■ RECORDS
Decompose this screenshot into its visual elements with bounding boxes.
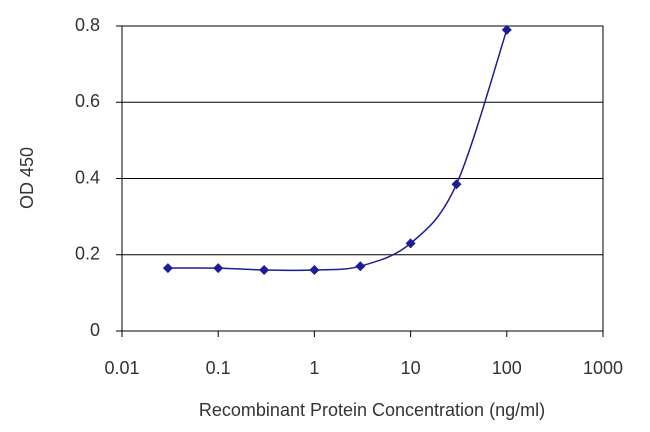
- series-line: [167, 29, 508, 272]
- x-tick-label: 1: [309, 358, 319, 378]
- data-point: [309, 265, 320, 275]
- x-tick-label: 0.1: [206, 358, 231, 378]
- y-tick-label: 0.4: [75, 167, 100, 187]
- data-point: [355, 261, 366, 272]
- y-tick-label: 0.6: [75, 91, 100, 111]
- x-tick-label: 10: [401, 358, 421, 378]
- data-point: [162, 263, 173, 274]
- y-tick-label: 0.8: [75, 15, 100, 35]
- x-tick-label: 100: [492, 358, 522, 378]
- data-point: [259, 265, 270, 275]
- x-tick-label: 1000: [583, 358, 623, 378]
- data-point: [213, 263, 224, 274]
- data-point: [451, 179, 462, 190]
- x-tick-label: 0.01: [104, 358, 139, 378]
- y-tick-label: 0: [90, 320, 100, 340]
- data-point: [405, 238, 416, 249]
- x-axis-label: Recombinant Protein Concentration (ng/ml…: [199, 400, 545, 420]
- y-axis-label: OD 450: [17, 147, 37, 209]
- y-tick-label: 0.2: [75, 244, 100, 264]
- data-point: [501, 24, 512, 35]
--
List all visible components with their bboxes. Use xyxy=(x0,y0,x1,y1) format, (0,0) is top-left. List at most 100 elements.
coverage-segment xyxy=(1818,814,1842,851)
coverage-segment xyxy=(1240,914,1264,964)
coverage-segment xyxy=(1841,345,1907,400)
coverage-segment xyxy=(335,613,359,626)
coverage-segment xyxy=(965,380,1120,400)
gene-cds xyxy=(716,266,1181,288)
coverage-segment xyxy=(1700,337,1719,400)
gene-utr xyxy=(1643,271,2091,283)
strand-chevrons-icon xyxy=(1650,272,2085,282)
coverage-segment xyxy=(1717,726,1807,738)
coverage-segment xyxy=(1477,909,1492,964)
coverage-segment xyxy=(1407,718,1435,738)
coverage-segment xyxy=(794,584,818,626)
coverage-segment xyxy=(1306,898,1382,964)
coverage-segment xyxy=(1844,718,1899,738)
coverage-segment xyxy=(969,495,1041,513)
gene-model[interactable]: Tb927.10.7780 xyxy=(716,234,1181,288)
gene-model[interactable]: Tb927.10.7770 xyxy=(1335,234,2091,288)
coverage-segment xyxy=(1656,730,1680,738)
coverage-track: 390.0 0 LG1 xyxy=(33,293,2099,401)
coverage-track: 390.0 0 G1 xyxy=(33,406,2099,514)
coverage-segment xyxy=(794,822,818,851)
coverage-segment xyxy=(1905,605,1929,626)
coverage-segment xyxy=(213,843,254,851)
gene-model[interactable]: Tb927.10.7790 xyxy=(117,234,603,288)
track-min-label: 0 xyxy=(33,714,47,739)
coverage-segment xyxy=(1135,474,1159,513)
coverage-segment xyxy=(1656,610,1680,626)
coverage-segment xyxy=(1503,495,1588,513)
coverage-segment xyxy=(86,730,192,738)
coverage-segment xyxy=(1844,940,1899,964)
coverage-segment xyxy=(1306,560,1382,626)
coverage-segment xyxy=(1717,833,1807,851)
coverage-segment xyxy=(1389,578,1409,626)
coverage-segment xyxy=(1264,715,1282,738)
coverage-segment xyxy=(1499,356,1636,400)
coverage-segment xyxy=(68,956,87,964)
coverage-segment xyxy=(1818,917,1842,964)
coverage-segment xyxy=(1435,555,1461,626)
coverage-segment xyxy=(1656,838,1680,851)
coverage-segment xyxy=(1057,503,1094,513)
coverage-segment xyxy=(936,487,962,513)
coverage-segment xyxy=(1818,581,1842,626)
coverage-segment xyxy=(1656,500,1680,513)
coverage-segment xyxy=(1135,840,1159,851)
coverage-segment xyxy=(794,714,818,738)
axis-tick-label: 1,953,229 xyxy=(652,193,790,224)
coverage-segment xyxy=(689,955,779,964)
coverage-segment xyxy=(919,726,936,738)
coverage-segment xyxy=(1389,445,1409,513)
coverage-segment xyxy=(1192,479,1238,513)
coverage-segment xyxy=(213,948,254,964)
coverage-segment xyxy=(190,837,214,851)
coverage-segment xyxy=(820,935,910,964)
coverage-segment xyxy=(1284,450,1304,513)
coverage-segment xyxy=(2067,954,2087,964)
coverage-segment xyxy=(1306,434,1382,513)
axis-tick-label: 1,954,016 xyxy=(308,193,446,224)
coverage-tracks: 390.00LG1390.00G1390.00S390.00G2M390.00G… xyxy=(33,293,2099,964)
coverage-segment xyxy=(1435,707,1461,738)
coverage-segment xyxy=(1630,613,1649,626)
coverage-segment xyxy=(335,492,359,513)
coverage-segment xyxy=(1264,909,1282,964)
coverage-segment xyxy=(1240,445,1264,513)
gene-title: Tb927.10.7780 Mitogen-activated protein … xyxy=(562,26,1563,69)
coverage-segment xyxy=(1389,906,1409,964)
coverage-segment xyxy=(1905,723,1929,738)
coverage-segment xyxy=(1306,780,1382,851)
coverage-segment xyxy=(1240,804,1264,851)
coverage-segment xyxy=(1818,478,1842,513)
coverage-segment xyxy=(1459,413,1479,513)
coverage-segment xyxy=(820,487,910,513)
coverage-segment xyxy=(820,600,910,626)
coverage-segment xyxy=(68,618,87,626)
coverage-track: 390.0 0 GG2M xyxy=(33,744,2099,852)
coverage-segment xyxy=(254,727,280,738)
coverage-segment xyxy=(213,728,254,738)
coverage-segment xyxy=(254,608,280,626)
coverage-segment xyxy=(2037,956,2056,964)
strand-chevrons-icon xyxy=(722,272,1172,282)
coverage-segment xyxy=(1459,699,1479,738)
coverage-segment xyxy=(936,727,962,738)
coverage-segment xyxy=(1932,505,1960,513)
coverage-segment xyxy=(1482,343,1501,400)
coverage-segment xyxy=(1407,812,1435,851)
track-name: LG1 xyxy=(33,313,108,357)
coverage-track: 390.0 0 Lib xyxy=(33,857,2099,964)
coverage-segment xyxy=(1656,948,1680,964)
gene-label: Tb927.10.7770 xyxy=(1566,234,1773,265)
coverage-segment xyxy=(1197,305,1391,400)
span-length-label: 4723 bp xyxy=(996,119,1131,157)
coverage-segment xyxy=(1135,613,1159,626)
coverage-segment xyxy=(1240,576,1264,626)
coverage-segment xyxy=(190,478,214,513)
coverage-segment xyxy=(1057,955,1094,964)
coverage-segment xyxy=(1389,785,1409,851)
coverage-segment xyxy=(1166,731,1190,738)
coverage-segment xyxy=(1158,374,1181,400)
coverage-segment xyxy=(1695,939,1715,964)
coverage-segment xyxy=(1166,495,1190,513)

■ WORK REQUIRED
Give a count of the lines above that include the word "icon", and add nothing to it.

■ RESPONSE TO THE EXERCISE
2